WORK INSTRUCTIONS — List each line of the data that holds the string "OECD", please.
** Begin RECORDS SUPPLIED **
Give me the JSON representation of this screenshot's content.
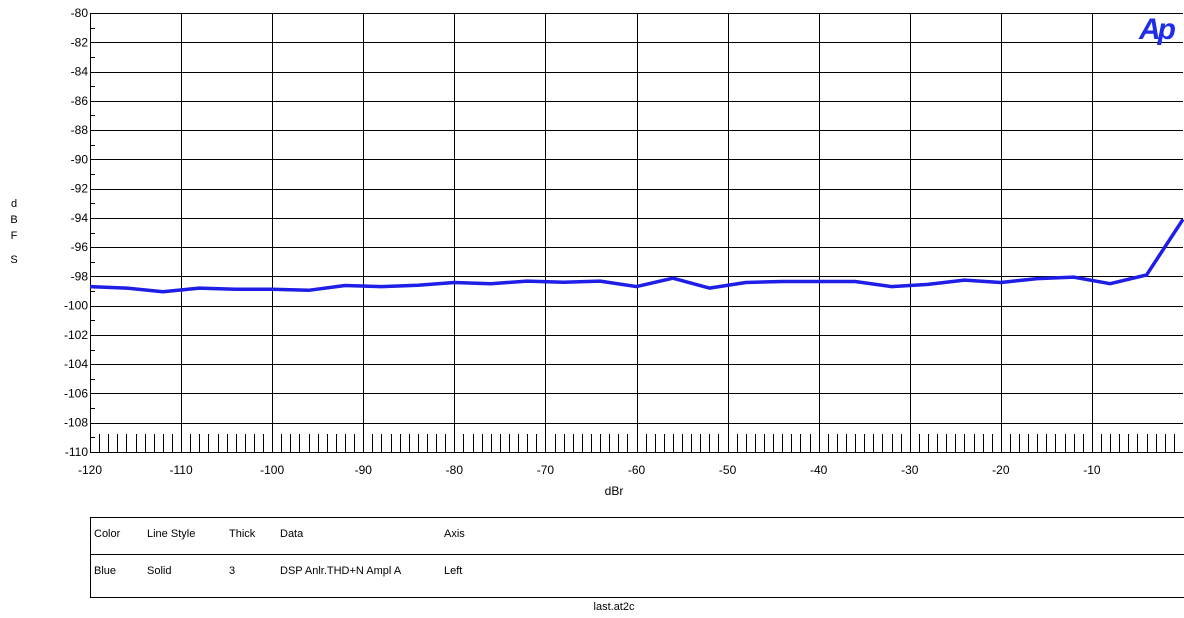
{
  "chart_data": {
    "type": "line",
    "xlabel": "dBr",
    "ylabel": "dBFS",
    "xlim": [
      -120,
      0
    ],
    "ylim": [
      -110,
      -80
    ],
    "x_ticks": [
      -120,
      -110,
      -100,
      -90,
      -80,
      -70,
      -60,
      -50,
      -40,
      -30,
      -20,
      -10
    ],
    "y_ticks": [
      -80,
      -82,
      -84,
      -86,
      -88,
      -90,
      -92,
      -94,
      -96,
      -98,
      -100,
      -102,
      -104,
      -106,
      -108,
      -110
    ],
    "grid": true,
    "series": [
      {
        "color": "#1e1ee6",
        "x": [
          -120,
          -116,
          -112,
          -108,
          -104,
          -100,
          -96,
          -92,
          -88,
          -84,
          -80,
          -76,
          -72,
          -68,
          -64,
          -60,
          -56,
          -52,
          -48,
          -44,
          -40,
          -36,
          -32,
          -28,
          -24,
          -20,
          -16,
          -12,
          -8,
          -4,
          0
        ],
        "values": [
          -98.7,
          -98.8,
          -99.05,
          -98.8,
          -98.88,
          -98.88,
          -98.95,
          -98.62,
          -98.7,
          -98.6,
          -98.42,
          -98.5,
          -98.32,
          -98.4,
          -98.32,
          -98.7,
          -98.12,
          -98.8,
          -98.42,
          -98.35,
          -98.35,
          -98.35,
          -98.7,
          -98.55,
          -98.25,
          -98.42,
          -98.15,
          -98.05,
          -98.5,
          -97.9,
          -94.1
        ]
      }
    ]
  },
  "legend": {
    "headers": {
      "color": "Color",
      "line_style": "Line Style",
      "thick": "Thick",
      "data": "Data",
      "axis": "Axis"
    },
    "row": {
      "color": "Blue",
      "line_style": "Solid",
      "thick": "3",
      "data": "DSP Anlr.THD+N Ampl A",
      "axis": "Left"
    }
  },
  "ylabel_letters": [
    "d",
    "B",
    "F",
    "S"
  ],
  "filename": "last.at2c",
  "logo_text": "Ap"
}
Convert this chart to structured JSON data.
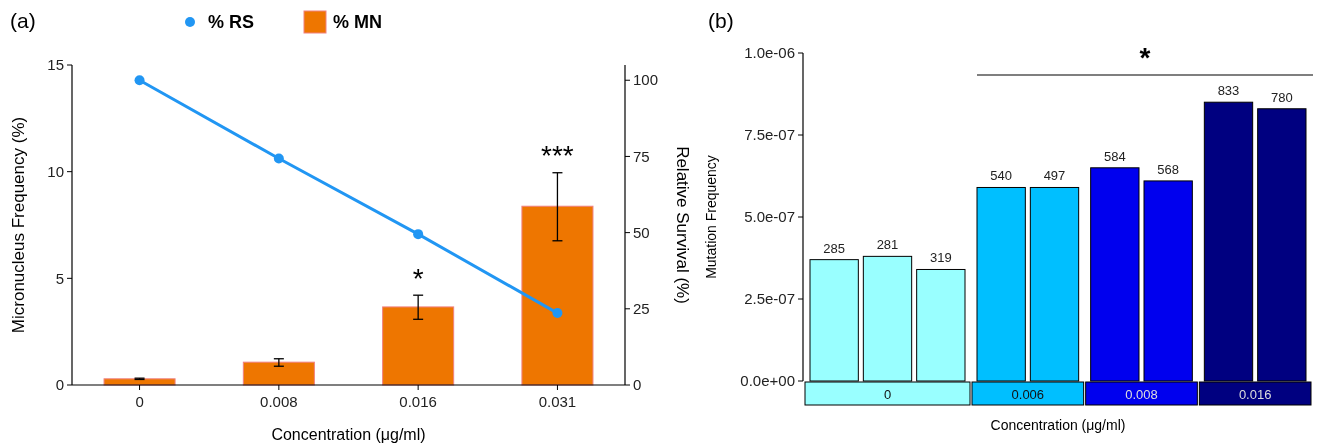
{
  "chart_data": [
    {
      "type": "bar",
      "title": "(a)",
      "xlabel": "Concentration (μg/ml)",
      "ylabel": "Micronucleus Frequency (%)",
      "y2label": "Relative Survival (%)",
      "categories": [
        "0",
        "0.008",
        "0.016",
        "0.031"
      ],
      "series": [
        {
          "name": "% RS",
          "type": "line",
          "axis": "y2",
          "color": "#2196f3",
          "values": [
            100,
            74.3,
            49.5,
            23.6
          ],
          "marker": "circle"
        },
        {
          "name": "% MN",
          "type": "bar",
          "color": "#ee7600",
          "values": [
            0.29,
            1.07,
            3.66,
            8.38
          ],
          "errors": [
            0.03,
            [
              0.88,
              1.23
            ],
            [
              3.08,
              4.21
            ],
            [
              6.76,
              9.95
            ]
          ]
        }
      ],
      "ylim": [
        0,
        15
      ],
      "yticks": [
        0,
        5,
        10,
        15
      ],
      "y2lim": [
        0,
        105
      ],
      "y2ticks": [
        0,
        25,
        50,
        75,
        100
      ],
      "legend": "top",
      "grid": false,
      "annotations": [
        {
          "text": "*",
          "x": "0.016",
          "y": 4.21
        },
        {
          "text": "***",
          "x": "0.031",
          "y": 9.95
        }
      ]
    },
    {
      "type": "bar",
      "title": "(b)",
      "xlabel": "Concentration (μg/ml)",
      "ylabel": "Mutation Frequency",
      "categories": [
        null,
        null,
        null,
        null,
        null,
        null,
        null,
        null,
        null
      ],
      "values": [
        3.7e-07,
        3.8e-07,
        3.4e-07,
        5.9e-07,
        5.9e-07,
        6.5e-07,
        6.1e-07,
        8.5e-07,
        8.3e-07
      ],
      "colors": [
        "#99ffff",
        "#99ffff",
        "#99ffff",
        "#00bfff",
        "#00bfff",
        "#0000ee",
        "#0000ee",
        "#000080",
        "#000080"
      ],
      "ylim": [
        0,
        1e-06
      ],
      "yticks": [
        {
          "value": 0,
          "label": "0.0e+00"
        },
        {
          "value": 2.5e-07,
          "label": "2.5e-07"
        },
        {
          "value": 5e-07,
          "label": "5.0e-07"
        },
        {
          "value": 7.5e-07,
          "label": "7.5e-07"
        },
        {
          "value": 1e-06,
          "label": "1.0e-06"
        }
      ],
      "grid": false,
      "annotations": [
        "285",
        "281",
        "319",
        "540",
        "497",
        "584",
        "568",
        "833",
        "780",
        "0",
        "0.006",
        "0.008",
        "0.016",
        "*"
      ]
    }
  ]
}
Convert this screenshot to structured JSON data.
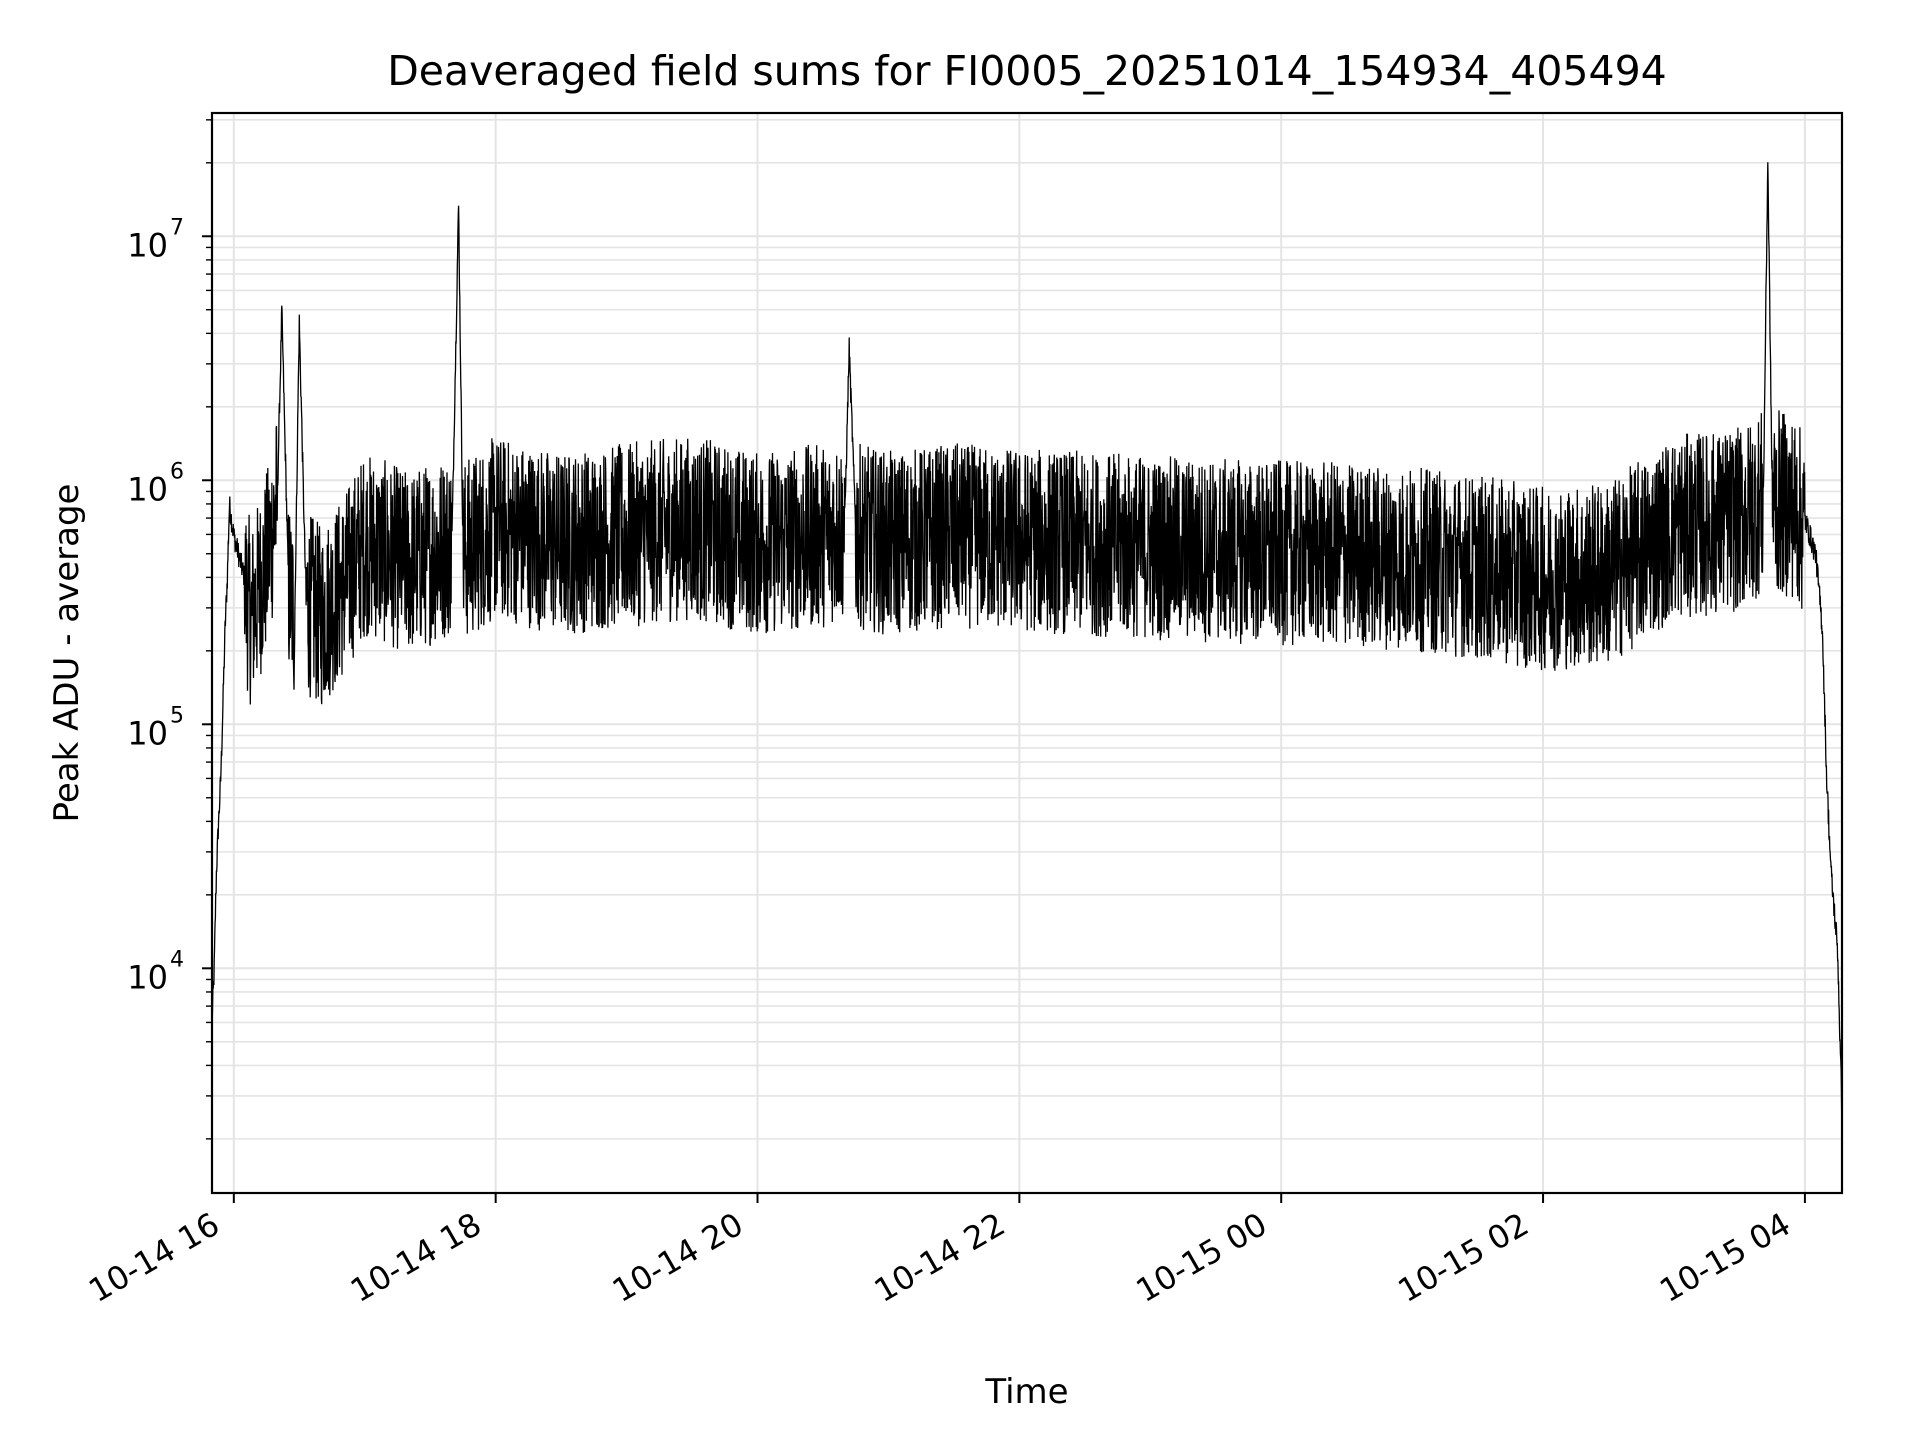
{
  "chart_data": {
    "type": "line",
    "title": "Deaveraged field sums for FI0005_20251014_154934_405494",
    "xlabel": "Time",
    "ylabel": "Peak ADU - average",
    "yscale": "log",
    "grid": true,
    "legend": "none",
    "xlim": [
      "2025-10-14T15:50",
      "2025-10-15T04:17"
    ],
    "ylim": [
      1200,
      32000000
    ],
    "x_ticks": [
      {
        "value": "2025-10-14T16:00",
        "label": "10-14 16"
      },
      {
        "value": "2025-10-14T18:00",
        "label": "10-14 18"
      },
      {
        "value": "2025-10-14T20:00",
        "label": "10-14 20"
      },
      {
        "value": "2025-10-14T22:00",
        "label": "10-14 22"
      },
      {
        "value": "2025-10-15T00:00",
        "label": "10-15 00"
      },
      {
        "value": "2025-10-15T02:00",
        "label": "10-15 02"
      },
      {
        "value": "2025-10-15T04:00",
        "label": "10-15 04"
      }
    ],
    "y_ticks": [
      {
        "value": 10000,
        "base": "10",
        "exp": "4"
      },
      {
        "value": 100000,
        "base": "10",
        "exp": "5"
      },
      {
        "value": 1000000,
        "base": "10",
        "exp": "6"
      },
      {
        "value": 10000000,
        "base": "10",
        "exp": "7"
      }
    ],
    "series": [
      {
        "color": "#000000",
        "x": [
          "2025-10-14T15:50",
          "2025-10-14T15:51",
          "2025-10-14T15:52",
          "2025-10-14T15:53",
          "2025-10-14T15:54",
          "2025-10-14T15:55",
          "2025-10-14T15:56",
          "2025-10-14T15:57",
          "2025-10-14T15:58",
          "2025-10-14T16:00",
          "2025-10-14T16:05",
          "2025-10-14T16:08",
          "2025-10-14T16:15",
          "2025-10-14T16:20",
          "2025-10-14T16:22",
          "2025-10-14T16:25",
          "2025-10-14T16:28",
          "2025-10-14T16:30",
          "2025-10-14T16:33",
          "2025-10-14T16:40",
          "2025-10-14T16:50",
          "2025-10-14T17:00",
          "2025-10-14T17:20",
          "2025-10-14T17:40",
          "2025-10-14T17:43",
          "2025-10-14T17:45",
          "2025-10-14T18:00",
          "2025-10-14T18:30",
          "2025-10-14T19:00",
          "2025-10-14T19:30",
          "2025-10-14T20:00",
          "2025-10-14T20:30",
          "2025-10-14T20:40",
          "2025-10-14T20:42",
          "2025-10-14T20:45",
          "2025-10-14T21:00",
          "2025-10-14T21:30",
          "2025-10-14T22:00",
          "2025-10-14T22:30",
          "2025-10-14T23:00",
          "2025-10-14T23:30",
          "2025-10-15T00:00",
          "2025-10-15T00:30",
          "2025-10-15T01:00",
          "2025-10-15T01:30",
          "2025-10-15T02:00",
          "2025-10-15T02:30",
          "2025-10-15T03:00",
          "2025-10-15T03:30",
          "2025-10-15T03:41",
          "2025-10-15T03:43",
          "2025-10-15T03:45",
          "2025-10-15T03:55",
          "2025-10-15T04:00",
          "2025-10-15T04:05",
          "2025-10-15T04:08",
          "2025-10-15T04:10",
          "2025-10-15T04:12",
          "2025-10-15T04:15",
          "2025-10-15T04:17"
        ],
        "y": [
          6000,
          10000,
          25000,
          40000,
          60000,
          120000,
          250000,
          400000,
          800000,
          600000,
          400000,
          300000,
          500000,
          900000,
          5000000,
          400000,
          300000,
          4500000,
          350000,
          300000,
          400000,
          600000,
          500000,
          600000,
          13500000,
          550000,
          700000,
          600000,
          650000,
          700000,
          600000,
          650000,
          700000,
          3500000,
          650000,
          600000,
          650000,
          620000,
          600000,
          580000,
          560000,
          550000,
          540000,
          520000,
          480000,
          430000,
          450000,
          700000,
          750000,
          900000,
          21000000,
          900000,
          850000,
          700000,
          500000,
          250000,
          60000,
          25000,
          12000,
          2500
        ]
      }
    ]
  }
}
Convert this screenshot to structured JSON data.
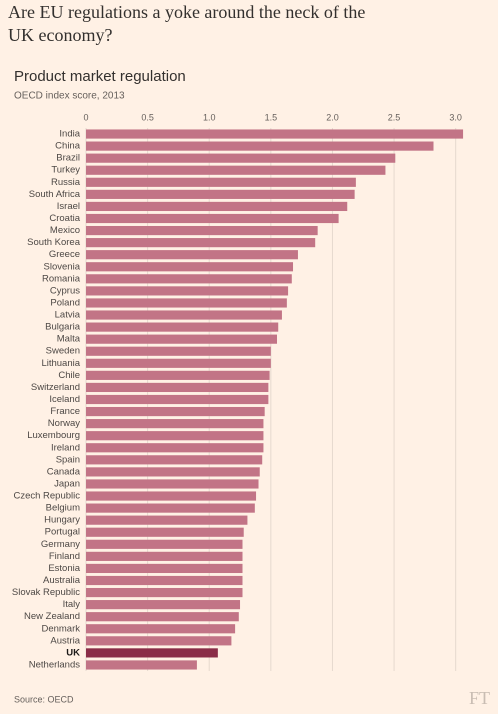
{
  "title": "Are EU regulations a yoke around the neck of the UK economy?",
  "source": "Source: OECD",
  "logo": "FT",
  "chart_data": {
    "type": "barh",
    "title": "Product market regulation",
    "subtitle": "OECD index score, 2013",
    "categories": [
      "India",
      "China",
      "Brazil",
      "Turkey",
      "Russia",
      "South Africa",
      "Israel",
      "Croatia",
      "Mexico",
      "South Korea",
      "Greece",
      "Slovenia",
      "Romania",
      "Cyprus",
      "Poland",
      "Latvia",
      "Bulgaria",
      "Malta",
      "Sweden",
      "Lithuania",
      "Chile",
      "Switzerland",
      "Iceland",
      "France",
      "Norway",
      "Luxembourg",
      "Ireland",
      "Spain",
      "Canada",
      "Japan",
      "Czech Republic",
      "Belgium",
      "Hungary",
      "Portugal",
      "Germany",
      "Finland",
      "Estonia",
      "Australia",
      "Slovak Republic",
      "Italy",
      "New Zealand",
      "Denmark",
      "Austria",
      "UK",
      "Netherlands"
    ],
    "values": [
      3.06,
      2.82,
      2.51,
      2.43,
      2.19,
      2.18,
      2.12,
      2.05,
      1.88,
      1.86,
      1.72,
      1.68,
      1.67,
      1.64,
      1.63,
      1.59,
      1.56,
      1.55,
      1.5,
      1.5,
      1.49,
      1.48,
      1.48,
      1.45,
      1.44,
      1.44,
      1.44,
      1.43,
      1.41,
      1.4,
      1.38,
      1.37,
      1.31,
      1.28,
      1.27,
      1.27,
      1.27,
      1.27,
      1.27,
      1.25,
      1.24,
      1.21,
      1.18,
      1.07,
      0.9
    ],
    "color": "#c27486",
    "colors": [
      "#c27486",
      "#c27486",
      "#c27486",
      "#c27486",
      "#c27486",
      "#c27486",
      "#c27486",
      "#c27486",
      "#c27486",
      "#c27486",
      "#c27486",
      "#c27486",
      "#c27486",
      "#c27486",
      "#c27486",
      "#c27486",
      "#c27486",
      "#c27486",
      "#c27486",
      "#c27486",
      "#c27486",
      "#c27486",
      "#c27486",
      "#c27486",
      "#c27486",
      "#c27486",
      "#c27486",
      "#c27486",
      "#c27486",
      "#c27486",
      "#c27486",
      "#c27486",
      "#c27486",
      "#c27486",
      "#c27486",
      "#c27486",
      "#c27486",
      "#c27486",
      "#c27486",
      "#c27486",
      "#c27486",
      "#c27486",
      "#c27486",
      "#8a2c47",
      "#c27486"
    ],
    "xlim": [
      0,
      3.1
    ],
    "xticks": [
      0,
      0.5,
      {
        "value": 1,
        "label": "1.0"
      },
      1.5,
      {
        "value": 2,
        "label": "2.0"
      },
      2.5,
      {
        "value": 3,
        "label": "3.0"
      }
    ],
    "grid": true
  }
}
** End RECORDS SUPPLIED **
TASK RESPONSE —
  "source": "Source: OECD",
    "subtitle": "OECD index score, 2013",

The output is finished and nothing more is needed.